Exercise aim ▸ Reproduce every entry below precisely; do not include the pictures.
++++++
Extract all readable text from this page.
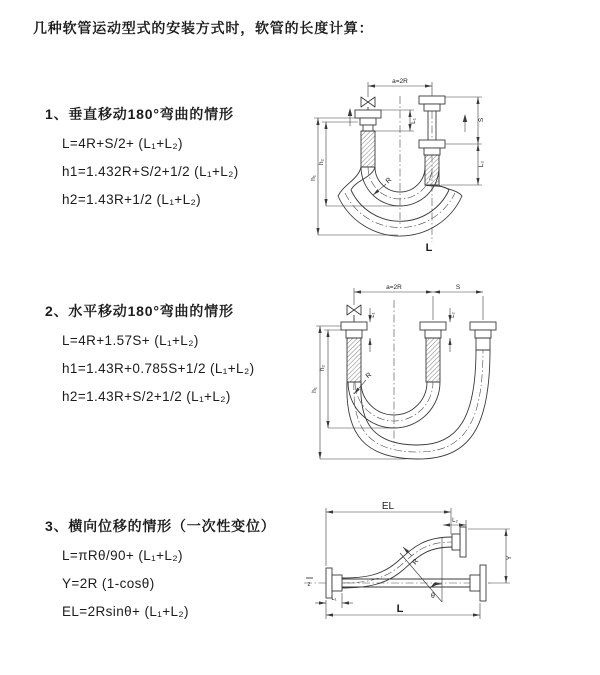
几种软管运动型式的安装方式时，软管的长度计算：
1、垂直移动180°弯曲的情形
L=4R+S/2+ (L₁+L₂)
h1=1.432R+S/2+1/2 (L₁+L₂)
h2=1.43R+1/2 (L₁+L₂)
2、水平移动180°弯曲的情形
L=4R+1.57S+ (L₁+L₂)
h1=1.43R+0.785S+1/2 (L₁+L₂)
h2=1.43R+S/2+1/2 (L₁+L₂)
3、横向位移的情形（一次性变位）
L=πRθ/90+ (L₁+L₂)
Y=2R (1-cosθ)
EL=2Rsinθ+ (L₁+L₂)
a=2R
S
L₂
L₁
h₁
h₂
R
L
a=2R	S
h₁
h₂
L₁	L₂
R
EL
L₂
Y
L
L₁
R
θ
z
++++++
Output of the exercise ▸
Extract all readable text from this page.
几种软管运动型式的安装方式时，软管的长度计算：
1、垂直移动180°弯曲的情形
L=4R+S/2+ (L₁+L₂)
h1=1.432R+S/2+1/2 (L₁+L₂)
h2=1.43R+1/2 (L₁+L₂)
2、水平移动180°弯曲的情形
L=4R+1.57S+ (L₁+L₂)
h1=1.43R+0.785S+1/2 (L₁+L₂)
h2=1.43R+S/2+1/2 (L₁+L₂)
3、横向位移的情形（一次性变位）
L=πRθ/90+ (L₁+L₂)
Y=2R (1-cosθ)
EL=2Rsinθ+ (L₁+L₂)
a=2R
S
L₂
L₁
h₁
h₂
R
L
a=2R	S
h₁
h₂
L₁	L₂
R
EL
L₂
Y
L
L₁
R
θ
z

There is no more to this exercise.